> _Directions_
Sift the listing for lines that hold the string "Syri" and pull them out.

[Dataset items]
--------------------------------------------------

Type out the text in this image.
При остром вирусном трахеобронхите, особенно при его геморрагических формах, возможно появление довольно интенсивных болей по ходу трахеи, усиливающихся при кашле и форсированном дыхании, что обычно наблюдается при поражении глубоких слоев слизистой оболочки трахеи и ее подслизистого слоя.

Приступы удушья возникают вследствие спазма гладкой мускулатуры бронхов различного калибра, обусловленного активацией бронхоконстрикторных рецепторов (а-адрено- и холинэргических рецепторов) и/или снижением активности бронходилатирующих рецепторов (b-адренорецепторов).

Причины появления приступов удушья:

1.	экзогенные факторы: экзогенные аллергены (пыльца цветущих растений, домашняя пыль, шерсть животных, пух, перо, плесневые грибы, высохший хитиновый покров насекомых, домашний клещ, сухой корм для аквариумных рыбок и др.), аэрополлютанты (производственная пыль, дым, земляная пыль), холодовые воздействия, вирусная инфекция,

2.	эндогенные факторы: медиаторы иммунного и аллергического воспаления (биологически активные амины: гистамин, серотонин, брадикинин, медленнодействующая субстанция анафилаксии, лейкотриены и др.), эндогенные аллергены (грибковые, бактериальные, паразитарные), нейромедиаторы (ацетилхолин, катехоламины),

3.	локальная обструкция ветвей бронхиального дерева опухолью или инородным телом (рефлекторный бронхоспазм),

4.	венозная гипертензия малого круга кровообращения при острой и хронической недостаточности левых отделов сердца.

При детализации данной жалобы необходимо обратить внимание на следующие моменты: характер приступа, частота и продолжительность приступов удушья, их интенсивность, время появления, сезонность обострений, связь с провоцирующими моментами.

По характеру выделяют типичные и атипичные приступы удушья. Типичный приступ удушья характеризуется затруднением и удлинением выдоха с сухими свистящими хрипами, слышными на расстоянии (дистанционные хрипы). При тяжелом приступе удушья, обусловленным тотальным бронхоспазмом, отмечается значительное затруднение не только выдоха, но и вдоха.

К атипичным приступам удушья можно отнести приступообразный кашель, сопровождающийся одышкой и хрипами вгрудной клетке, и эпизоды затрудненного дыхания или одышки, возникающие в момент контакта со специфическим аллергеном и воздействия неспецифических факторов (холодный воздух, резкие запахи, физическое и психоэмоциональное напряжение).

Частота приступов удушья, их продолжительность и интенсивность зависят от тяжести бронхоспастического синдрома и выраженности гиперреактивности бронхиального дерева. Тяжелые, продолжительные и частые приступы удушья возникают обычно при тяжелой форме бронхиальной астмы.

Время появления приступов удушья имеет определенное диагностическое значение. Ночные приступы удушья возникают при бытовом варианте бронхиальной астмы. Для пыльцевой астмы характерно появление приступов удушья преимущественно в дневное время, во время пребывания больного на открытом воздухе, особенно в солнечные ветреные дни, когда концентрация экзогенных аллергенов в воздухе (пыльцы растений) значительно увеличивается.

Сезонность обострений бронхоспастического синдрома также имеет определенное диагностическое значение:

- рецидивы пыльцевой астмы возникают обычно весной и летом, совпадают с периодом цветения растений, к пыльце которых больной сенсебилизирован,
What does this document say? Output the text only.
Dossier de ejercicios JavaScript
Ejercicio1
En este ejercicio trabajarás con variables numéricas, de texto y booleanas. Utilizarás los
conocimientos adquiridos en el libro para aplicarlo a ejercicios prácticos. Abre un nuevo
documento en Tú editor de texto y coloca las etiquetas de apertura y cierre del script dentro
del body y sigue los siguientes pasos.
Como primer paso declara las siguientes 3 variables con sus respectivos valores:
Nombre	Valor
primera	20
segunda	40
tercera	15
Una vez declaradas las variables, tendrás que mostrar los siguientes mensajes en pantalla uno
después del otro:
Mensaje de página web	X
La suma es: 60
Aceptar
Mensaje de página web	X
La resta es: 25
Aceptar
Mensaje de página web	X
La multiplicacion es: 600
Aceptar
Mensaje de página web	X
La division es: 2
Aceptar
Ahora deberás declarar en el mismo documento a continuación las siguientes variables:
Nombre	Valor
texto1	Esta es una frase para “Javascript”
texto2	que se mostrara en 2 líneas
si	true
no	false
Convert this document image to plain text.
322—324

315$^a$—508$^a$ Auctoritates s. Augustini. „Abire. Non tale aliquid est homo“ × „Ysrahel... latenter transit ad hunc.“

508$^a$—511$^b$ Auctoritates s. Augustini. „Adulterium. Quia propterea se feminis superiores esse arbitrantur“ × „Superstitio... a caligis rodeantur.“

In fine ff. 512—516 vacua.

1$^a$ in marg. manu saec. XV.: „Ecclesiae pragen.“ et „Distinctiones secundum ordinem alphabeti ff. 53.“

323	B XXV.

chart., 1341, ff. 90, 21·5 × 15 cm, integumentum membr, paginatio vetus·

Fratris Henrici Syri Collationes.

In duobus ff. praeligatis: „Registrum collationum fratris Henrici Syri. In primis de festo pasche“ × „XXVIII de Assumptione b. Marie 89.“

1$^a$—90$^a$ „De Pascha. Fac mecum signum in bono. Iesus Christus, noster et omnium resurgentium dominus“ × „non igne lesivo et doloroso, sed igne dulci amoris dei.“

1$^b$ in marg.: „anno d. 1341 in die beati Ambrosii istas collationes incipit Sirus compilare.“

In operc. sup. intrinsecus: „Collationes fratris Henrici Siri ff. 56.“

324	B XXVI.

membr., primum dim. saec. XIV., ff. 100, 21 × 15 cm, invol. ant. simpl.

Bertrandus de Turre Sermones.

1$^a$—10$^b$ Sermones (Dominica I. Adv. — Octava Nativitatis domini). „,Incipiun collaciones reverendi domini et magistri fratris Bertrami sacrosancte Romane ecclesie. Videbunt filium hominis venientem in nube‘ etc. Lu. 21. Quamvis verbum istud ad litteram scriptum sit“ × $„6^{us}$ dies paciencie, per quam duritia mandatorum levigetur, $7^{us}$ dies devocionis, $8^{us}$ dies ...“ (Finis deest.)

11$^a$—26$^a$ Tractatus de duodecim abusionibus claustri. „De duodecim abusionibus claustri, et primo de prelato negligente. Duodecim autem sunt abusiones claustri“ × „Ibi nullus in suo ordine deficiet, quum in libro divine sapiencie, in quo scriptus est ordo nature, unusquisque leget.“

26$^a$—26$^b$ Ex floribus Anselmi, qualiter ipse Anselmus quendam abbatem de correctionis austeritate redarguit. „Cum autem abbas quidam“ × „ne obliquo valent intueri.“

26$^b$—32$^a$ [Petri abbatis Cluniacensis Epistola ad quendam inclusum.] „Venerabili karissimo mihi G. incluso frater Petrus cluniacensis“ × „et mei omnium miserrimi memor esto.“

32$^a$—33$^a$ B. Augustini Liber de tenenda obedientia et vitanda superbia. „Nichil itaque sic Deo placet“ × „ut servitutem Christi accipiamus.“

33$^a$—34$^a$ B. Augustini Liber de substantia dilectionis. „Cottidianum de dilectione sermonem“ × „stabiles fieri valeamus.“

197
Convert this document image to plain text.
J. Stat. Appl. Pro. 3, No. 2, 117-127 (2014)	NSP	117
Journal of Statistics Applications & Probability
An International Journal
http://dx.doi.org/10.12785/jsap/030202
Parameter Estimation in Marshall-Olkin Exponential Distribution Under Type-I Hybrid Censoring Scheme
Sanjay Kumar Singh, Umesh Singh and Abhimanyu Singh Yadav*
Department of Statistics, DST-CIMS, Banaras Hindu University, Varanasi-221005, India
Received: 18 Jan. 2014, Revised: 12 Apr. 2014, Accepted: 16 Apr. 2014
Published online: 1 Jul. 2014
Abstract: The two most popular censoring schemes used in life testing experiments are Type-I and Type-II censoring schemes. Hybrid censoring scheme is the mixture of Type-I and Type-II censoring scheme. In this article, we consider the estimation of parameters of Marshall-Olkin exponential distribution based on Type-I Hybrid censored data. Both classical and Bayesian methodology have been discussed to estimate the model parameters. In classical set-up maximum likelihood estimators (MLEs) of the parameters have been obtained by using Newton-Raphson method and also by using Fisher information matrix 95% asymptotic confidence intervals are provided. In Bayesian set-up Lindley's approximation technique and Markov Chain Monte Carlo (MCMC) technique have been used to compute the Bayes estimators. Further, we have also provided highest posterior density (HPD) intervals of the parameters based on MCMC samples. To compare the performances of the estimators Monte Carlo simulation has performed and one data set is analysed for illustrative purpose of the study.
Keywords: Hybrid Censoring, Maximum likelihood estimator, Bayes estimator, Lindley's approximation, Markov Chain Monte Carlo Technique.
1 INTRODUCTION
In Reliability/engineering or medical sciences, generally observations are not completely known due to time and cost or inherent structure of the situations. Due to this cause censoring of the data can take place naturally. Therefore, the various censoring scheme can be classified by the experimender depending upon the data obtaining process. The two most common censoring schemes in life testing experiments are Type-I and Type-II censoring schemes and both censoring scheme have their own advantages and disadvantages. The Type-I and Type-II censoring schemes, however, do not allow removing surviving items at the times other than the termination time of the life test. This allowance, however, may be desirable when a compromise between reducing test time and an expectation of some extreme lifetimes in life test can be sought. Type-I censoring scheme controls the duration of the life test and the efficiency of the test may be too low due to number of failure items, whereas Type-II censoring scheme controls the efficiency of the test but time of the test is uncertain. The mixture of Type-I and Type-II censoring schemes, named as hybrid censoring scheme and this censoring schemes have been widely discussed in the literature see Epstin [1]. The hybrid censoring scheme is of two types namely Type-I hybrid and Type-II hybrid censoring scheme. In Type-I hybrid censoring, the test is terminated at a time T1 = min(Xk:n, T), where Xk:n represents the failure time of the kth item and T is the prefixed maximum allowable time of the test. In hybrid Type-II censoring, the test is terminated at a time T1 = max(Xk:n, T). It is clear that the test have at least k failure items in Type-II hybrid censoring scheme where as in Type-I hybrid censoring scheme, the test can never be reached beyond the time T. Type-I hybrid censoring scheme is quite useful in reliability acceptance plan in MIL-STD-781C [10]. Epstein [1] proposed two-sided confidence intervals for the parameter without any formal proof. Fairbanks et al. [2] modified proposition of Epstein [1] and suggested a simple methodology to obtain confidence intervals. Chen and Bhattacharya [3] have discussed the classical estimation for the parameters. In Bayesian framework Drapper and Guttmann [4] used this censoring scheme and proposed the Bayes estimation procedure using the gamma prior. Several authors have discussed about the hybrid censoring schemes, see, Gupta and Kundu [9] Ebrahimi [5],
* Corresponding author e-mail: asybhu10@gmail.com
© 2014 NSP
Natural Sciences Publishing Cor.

--------------------------------------------------

> _Response_
Fratris Henrici Syri Collationes.
In duobus ff. praeligatis: „Registrum collationum fratris Henrici Syri. In primis de festo pasche“ × „XXVIII de Assumptione b. Marie 89.“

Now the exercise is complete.